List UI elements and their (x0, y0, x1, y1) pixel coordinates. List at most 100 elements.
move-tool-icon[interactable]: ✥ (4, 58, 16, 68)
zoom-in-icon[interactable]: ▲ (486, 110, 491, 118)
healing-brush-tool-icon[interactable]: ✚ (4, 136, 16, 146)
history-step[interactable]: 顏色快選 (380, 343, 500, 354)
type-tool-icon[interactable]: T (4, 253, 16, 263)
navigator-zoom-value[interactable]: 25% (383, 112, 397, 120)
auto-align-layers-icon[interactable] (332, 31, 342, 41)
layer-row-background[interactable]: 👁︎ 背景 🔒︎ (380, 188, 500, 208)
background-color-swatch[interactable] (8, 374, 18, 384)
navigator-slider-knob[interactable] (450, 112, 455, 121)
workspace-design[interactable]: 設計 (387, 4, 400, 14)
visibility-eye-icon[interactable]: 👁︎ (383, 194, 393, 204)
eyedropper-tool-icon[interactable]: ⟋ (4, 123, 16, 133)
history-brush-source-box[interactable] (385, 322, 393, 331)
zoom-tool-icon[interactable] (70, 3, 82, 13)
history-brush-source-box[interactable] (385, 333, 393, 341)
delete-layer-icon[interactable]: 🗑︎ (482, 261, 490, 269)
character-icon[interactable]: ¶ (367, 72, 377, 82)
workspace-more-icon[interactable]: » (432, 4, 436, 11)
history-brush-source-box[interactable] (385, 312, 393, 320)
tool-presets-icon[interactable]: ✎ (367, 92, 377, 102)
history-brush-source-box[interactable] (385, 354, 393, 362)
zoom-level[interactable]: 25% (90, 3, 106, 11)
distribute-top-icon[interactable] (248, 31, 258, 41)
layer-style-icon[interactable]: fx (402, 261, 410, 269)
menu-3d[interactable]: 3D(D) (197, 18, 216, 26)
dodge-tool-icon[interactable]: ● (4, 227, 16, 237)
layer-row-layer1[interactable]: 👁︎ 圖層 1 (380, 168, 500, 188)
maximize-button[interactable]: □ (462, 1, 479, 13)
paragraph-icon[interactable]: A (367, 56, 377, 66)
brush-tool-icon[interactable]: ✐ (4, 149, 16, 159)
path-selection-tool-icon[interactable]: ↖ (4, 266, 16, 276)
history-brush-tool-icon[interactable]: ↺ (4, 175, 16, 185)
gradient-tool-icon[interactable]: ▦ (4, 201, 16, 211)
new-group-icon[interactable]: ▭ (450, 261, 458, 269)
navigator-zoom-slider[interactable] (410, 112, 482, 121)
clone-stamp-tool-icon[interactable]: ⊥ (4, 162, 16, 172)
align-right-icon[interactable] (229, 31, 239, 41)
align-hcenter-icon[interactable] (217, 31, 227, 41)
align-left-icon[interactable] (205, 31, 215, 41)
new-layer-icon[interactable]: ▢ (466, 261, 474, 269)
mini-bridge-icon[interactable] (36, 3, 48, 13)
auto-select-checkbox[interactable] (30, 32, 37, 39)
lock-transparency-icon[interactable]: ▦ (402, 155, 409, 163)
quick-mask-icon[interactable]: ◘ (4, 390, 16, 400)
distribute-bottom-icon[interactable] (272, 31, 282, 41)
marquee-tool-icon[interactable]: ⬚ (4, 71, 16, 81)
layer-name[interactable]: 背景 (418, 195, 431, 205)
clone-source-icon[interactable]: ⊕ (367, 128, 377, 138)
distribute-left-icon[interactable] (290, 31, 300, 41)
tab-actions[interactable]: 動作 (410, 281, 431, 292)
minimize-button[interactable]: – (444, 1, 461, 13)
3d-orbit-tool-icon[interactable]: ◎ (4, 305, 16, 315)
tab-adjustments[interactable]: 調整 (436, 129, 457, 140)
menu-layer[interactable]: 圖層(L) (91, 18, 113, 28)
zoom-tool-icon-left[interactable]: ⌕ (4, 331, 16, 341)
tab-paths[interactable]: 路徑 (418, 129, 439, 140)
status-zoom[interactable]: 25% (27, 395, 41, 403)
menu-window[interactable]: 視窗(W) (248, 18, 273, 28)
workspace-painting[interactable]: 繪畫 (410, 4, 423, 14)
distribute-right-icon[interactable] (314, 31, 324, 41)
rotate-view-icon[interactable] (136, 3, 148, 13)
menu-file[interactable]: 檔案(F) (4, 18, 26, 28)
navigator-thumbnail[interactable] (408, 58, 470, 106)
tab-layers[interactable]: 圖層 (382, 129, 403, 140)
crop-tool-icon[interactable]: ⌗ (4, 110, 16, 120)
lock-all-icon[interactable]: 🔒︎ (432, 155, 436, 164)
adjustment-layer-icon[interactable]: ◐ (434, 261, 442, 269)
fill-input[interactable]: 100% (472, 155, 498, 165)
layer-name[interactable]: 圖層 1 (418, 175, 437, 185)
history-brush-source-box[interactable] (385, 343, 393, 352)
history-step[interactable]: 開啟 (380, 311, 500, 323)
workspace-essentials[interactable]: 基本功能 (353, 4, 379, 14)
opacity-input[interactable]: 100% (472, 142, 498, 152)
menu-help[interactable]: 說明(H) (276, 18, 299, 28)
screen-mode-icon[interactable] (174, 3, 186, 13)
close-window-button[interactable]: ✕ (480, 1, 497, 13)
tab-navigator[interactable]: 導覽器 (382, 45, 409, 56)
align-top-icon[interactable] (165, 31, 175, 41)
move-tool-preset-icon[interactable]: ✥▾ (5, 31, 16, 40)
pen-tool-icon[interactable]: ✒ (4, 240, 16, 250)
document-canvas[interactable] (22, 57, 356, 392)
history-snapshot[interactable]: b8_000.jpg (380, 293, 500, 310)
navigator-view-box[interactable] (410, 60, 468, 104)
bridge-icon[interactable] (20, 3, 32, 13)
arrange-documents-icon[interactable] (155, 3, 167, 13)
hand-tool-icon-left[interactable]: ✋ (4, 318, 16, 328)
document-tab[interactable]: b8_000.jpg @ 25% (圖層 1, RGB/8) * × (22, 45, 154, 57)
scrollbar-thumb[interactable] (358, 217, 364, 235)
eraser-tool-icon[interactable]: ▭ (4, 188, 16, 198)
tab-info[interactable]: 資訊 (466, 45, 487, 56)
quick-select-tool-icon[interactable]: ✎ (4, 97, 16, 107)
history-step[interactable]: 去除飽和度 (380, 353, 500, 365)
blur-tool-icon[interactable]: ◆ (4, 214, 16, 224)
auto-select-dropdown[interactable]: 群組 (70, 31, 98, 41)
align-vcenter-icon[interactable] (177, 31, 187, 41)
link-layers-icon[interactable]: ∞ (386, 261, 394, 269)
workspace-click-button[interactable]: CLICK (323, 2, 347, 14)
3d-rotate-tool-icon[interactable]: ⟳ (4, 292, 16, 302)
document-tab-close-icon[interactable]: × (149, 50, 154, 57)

▬▬▬

*Exercise task*
Reproduce every one of the rows above without any change.

*Task output*
List UI elements and their (x0, y0, x1, y1) pixel coordinates. List at most 100 elements.
move-tool-icon[interactable]: ✥ (4, 58, 16, 68)
zoom-in-icon[interactable]: ▲ (486, 110, 491, 118)
healing-brush-tool-icon[interactable]: ✚ (4, 136, 16, 146)
history-step[interactable]: 顏色快選 (380, 343, 500, 354)
type-tool-icon[interactable]: T (4, 253, 16, 263)
navigator-zoom-value[interactable]: 25% (383, 112, 397, 120)
auto-align-layers-icon[interactable] (332, 31, 342, 41)
layer-row-background[interactable]: 👁︎ 背景 🔒︎ (380, 188, 500, 208)
background-color-swatch[interactable] (8, 374, 18, 384)
navigator-slider-knob[interactable] (450, 112, 455, 121)
workspace-design[interactable]: 設計 (387, 4, 400, 14)
visibility-eye-icon[interactable]: 👁︎ (383, 194, 393, 204)
eyedropper-tool-icon[interactable]: ⟋ (4, 123, 16, 133)
history-brush-source-box[interactable] (385, 322, 393, 331)
zoom-tool-icon[interactable] (70, 3, 82, 13)
history-brush-source-box[interactable] (385, 333, 393, 341)
delete-layer-icon[interactable]: 🗑︎ (482, 261, 490, 269)
character-icon[interactable]: ¶ (367, 72, 377, 82)
workspace-more-icon[interactable]: » (432, 4, 436, 11)
history-brush-source-box[interactable] (385, 312, 393, 320)
tool-presets-icon[interactable]: ✎ (367, 92, 377, 102)
history-brush-source-box[interactable] (385, 354, 393, 362)
zoom-level[interactable]: 25% (90, 3, 106, 11)
distribute-top-icon[interactable] (248, 31, 258, 41)
layer-style-icon[interactable]: fx (402, 261, 410, 269)
menu-3d[interactable]: 3D(D) (197, 18, 216, 26)
dodge-tool-icon[interactable]: ● (4, 227, 16, 237)
layer-row-layer1[interactable]: 👁︎ 圖層 1 (380, 168, 500, 188)
maximize-button[interactable]: □ (462, 1, 479, 13)
paragraph-icon[interactable]: A (367, 56, 377, 66)
brush-tool-icon[interactable]: ✐ (4, 149, 16, 159)
path-selection-tool-icon[interactable]: ↖ (4, 266, 16, 276)
history-brush-tool-icon[interactable]: ↺ (4, 175, 16, 185)
gradient-tool-icon[interactable]: ▦ (4, 201, 16, 211)
new-group-icon[interactable]: ▭ (450, 261, 458, 269)
navigator-zoom-slider[interactable] (410, 112, 482, 121)
clone-stamp-tool-icon[interactable]: ⊥ (4, 162, 16, 172)
align-right-icon[interactable] (229, 31, 239, 41)
align-hcenter-icon[interactable] (217, 31, 227, 41)
align-left-icon[interactable] (205, 31, 215, 41)
new-layer-icon[interactable]: ▢ (466, 261, 474, 269)
mini-bridge-icon[interactable] (36, 3, 48, 13)
auto-select-checkbox[interactable] (30, 32, 37, 39)
lock-transparency-icon[interactable]: ▦ (402, 155, 409, 163)
quick-mask-icon[interactable]: ◘ (4, 390, 16, 400)
distribute-bottom-icon[interactable] (272, 31, 282, 41)
marquee-tool-icon[interactable]: ⬚ (4, 71, 16, 81)
layer-name[interactable]: 背景 (418, 195, 431, 205)
clone-source-icon[interactable]: ⊕ (367, 128, 377, 138)
distribute-left-icon[interactable] (290, 31, 300, 41)
tab-actions[interactable]: 動作 (410, 281, 431, 292)
minimize-button[interactable]: – (444, 1, 461, 13)
3d-orbit-tool-icon[interactable]: ◎ (4, 305, 16, 315)
tab-adjustments[interactable]: 調整 (436, 129, 457, 140)
menu-layer[interactable]: 圖層(L) (91, 18, 113, 28)
zoom-tool-icon-left[interactable]: ⌕ (4, 331, 16, 341)
tab-paths[interactable]: 路徑 (418, 129, 439, 140)
status-zoom[interactable]: 25% (27, 395, 41, 403)
menu-window[interactable]: 視窗(W) (248, 18, 273, 28)
workspace-painting[interactable]: 繪畫 (410, 4, 423, 14)
distribute-right-icon[interactable] (314, 31, 324, 41)
rotate-view-icon[interactable] (136, 3, 148, 13)
menu-file[interactable]: 檔案(F) (4, 18, 26, 28)
navigator-thumbnail[interactable] (408, 58, 470, 106)
tab-layers[interactable]: 圖層 (382, 129, 403, 140)
crop-tool-icon[interactable]: ⌗ (4, 110, 16, 120)
lock-all-icon[interactable]: 🔒︎ (432, 155, 436, 164)
adjustment-layer-icon[interactable]: ◐ (434, 261, 442, 269)
fill-input[interactable]: 100% (472, 155, 498, 165)
layer-name[interactable]: 圖層 1 (418, 175, 437, 185)
history-brush-source-box[interactable] (385, 343, 393, 352)
history-step[interactable]: 開啟 (380, 311, 500, 323)
workspace-essentials[interactable]: 基本功能 (353, 4, 379, 14)
opacity-input[interactable]: 100% (472, 142, 498, 152)
menu-help[interactable]: 說明(H) (276, 18, 299, 28)
screen-mode-icon[interactable] (174, 3, 186, 13)
close-window-button[interactable]: ✕ (480, 1, 497, 13)
tab-navigator[interactable]: 導覽器 (382, 45, 409, 56)
align-top-icon[interactable] (165, 31, 175, 41)
move-tool-preset-icon[interactable]: ✥▾ (5, 31, 16, 40)
pen-tool-icon[interactable]: ✒ (4, 240, 16, 250)
document-canvas[interactable] (22, 57, 356, 392)
history-snapshot[interactable]: b8_000.jpg (380, 293, 500, 310)
navigator-view-box[interactable] (410, 60, 468, 104)
bridge-icon[interactable] (20, 3, 32, 13)
arrange-documents-icon[interactable] (155, 3, 167, 13)
hand-tool-icon-left[interactable]: ✋ (4, 318, 16, 328)
document-tab[interactable]: b8_000.jpg @ 25% (圖層 1, RGB/8) * × (22, 45, 154, 57)
scrollbar-thumb[interactable] (358, 217, 364, 235)
eraser-tool-icon[interactable]: ▭ (4, 188, 16, 198)
tab-info[interactable]: 資訊 (466, 45, 487, 56)
quick-select-tool-icon[interactable]: ✎ (4, 97, 16, 107)
history-step[interactable]: 去除飽和度 (380, 353, 500, 365)
blur-tool-icon[interactable]: ◆ (4, 214, 16, 224)
auto-select-dropdown[interactable]: 群組 (70, 31, 98, 41)
align-vcenter-icon[interactable] (177, 31, 187, 41)
link-layers-icon[interactable]: ∞ (386, 261, 394, 269)
workspace-click-button[interactable]: CLICK (323, 2, 347, 14)
3d-rotate-tool-icon[interactable]: ⟳ (4, 292, 16, 302)
document-tab-close-icon[interactable]: × (149, 50, 154, 57)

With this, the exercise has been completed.